- [What is required]:
Where a line holds the string "důsledkem", return that line.

- [Dataset excerpt]:
○ ○ ○ ○ ○
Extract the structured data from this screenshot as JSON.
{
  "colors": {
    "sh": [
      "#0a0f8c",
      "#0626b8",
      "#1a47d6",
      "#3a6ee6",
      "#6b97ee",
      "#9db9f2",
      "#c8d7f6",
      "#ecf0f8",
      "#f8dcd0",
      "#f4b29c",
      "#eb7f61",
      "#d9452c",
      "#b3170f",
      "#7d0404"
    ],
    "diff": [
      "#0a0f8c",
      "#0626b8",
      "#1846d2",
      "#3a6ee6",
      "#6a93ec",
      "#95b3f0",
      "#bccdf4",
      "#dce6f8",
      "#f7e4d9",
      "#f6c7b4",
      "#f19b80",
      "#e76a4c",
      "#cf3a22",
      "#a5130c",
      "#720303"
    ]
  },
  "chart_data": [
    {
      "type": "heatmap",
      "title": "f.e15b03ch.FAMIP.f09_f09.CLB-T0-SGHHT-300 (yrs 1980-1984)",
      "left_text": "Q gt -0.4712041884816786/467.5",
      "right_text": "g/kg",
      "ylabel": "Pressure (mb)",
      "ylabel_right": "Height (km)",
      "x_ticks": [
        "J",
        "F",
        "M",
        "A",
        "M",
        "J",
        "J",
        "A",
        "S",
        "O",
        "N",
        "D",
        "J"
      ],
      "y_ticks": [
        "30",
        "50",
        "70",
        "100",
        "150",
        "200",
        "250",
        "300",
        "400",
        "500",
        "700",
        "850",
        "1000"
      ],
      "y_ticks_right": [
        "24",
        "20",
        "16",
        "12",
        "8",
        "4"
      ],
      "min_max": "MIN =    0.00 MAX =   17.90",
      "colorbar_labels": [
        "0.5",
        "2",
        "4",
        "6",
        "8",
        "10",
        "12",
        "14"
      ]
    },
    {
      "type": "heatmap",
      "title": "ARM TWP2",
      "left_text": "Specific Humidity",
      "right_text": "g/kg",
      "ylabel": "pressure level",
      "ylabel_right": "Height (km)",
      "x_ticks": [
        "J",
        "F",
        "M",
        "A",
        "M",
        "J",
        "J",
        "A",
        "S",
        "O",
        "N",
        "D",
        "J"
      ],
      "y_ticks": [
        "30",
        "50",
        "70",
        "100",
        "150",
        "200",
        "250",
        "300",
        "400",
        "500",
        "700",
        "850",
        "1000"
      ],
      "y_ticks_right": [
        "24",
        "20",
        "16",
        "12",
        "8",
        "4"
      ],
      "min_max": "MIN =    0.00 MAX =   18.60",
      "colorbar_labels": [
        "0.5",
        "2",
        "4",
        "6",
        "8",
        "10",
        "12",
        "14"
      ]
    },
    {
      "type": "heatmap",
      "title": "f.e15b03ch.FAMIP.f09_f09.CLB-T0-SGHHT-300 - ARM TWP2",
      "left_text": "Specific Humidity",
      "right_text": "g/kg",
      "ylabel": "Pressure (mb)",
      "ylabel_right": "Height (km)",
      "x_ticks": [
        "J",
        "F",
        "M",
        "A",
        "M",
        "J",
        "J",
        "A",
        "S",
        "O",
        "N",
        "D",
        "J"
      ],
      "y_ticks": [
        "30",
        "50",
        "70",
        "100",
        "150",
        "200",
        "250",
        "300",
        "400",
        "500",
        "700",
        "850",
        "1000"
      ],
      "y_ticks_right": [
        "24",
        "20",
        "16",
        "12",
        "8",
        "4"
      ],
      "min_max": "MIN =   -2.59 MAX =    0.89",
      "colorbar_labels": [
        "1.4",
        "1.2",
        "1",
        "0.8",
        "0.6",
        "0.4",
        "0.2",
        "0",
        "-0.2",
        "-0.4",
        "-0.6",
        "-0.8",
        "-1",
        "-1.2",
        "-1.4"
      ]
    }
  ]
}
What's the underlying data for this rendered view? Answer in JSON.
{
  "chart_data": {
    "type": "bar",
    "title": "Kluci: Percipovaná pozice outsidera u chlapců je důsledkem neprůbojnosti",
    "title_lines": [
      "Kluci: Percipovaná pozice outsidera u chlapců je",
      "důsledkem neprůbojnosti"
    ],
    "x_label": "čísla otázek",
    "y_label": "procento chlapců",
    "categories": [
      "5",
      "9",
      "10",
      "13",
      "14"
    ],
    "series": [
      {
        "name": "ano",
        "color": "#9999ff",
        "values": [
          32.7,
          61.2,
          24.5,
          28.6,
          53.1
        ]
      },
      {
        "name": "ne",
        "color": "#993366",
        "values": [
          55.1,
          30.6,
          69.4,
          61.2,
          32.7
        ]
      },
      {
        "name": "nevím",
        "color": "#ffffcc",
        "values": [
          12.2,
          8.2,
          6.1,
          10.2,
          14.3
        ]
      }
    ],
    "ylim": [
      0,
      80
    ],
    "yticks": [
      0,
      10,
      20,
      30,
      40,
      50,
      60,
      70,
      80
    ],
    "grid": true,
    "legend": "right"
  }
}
○ ○ ○ ○ ○
- [Written response]:
    "title": "Kluci: Percipovaná pozice outsidera u chlapců je důsledkem neprůbojnosti",
      "důsledkem neprůbojnosti"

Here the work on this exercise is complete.